- [THE PROBLEM]:
Repeat every line below exactly, word for word.

[Saved data entries]

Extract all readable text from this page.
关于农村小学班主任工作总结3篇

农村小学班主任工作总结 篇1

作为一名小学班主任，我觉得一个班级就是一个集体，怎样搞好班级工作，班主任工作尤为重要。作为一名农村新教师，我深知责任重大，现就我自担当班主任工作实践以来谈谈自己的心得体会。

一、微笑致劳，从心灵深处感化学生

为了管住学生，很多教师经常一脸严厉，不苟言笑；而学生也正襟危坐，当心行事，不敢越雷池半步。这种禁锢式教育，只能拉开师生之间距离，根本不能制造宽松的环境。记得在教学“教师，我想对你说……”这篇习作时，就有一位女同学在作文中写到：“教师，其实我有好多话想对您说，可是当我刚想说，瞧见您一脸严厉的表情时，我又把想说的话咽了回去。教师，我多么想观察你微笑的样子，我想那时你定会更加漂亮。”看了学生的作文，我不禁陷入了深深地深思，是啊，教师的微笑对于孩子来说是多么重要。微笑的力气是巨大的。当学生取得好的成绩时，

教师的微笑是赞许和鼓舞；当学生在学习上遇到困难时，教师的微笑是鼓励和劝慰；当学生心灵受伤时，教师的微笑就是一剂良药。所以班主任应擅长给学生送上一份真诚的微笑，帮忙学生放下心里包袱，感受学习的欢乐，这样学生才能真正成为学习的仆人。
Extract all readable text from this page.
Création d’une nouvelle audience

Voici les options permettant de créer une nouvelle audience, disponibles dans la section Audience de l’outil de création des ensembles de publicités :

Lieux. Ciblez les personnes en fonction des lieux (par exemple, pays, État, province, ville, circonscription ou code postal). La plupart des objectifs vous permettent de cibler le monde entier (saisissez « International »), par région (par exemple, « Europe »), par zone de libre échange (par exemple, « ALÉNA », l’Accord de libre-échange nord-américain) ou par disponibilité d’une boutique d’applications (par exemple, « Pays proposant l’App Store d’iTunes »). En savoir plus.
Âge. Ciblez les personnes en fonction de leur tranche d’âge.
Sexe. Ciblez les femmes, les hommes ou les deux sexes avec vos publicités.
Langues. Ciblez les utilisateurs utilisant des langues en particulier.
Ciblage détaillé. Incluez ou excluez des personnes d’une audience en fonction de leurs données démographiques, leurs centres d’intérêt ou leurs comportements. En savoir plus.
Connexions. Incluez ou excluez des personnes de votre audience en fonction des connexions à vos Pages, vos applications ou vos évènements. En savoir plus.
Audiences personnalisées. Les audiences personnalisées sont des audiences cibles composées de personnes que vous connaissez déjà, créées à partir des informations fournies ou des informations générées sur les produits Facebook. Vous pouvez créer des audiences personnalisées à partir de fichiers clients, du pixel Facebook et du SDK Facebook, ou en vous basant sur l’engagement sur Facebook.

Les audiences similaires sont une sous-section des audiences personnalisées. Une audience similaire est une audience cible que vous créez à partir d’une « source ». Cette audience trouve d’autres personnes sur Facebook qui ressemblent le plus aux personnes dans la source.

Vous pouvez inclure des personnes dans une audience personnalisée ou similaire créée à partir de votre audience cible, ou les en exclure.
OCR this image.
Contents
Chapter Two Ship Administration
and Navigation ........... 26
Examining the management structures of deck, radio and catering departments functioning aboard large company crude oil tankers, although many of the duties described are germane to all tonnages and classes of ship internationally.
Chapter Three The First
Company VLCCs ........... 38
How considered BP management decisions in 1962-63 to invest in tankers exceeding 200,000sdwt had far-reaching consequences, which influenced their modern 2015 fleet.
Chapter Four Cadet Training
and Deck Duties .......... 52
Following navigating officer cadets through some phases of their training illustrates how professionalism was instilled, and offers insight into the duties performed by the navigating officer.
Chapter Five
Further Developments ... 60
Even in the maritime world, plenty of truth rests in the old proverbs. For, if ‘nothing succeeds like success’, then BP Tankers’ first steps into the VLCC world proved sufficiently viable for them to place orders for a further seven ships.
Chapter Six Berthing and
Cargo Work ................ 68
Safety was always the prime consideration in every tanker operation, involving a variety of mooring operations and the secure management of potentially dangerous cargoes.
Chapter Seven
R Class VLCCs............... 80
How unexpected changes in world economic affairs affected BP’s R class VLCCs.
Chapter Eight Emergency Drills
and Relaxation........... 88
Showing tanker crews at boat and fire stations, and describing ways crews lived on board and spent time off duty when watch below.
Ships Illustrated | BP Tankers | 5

- [COMPLETE ANSWER]:
Extract all readable text from this page.
关于农村小学班主任工作总结3篇

农村小学班主任工作总结 篇1

作为一名小学班主任，我觉得一个班级就是一个集体，怎样搞好班级工作，班主任工作尤为重要。作为一名农村新教师，我深知责任重大，现就我自担当班主任工作实践以来谈谈自己的心得体会。

一、微笑致劳，从心灵深处感化学生

为了管住学生，很多教师经常一脸严厉，不苟言笑；而学生也正襟危坐，当心行事，不敢越雷池半步。这种禁锢式教育，只能拉开师生之间距离，根本不能制造宽松的环境。记得在教学“教师，我想对你说……”这篇习作时，就有一位女同学在作文中写到：“教师，其实我有好多话想对您说，可是当我刚想说，瞧见您一脸严厉的表情时，我又把想说的话咽了回去。教师，我多么想观察你微笑的样子，我想那时你定会更加漂亮。”看了学生的作文，我不禁陷入了深深地深思，是啊，教师的微笑对于孩子来说是多么重要。微笑的力气是巨大的。当学生取得好的成绩时，

教师的微笑是赞许和鼓舞；当学生在学习上遇到困难时，教师的微笑是鼓励和劝慰；当学生心灵受伤时，教师的微笑就是一剂良药。所以班主任应擅长给学生送上一份真诚的微笑，帮忙学生放下心里包袱，感受学习的欢乐，这样学生才能真正成为学习的仆人。
Extract all readable text from this page.
Création d’une nouvelle audience

Voici les options permettant de créer une nouvelle audience, disponibles dans la section Audience de l’outil de création des ensembles de publicités :

Lieux. Ciblez les personnes en fonction des lieux (par exemple, pays, État, province, ville, circonscription ou code postal). La plupart des objectifs vous permettent de cibler le monde entier (saisissez « International »), par région (par exemple, « Europe »), par zone de libre échange (par exemple, « ALÉNA », l’Accord de libre-échange nord-américain) ou par disponibilité d’une boutique d’applications (par exemple, « Pays proposant l’App Store d’iTunes »). En savoir plus.
Âge. Ciblez les personnes en fonction de leur tranche d’âge.
Sexe. Ciblez les femmes, les hommes ou les deux sexes avec vos publicités.
Langues. Ciblez les utilisateurs utilisant des langues en particulier.
Ciblage détaillé. Incluez ou excluez des personnes d’une audience en fonction de leurs données démographiques, leurs centres d’intérêt ou leurs comportements. En savoir plus.
Connexions. Incluez ou excluez des personnes de votre audience en fonction des connexions à vos Pages, vos applications ou vos évènements. En savoir plus.
Audiences personnalisées. Les audiences personnalisées sont des audiences cibles composées de personnes que vous connaissez déjà, créées à partir des informations fournies ou des informations générées sur les produits Facebook. Vous pouvez créer des audiences personnalisées à partir de fichiers clients, du pixel Facebook et du SDK Facebook, ou en vous basant sur l’engagement sur Facebook.

Les audiences similaires sont une sous-section des audiences personnalisées. Une audience similaire est une audience cible que vous créez à partir d’une « source ». Cette audience trouve d’autres personnes sur Facebook qui ressemblent le plus aux personnes dans la source.

Vous pouvez inclure des personnes dans une audience personnalisée ou similaire créée à partir de votre audience cible, ou les en exclure.
OCR this image.
Contents
Chapter Two Ship Administration
and Navigation ........... 26
Examining the management structures of deck, radio and catering departments functioning aboard large company crude oil tankers, although many of the duties described are germane to all tonnages and classes of ship internationally.
Chapter Three The First
Company VLCCs ........... 38
How considered BP management decisions in 1962-63 to invest in tankers exceeding 200,000sdwt had far-reaching consequences, which influenced their modern 2015 fleet.
Chapter Four Cadet Training
and Deck Duties .......... 52
Following navigating officer cadets through some phases of their training illustrates how professionalism was instilled, and offers insight into the duties performed by the navigating officer.
Chapter Five
Further Developments ... 60
Even in the maritime world, plenty of truth rests in the old proverbs. For, if ‘nothing succeeds like success’, then BP Tankers’ first steps into the VLCC world proved sufficiently viable for them to place orders for a further seven ships.
Chapter Six Berthing and
Cargo Work ................ 68
Safety was always the prime consideration in every tanker operation, involving a variety of mooring operations and the secure management of potentially dangerous cargoes.
Chapter Seven
R Class VLCCs............... 80
How unexpected changes in world economic affairs affected BP’s R class VLCCs.
Chapter Eight Emergency Drills
and Relaxation........... 88
Showing tanker crews at boat and fire stations, and describing ways crews lived on board and spent time off duty when watch below.
Ships Illustrated | BP Tankers | 5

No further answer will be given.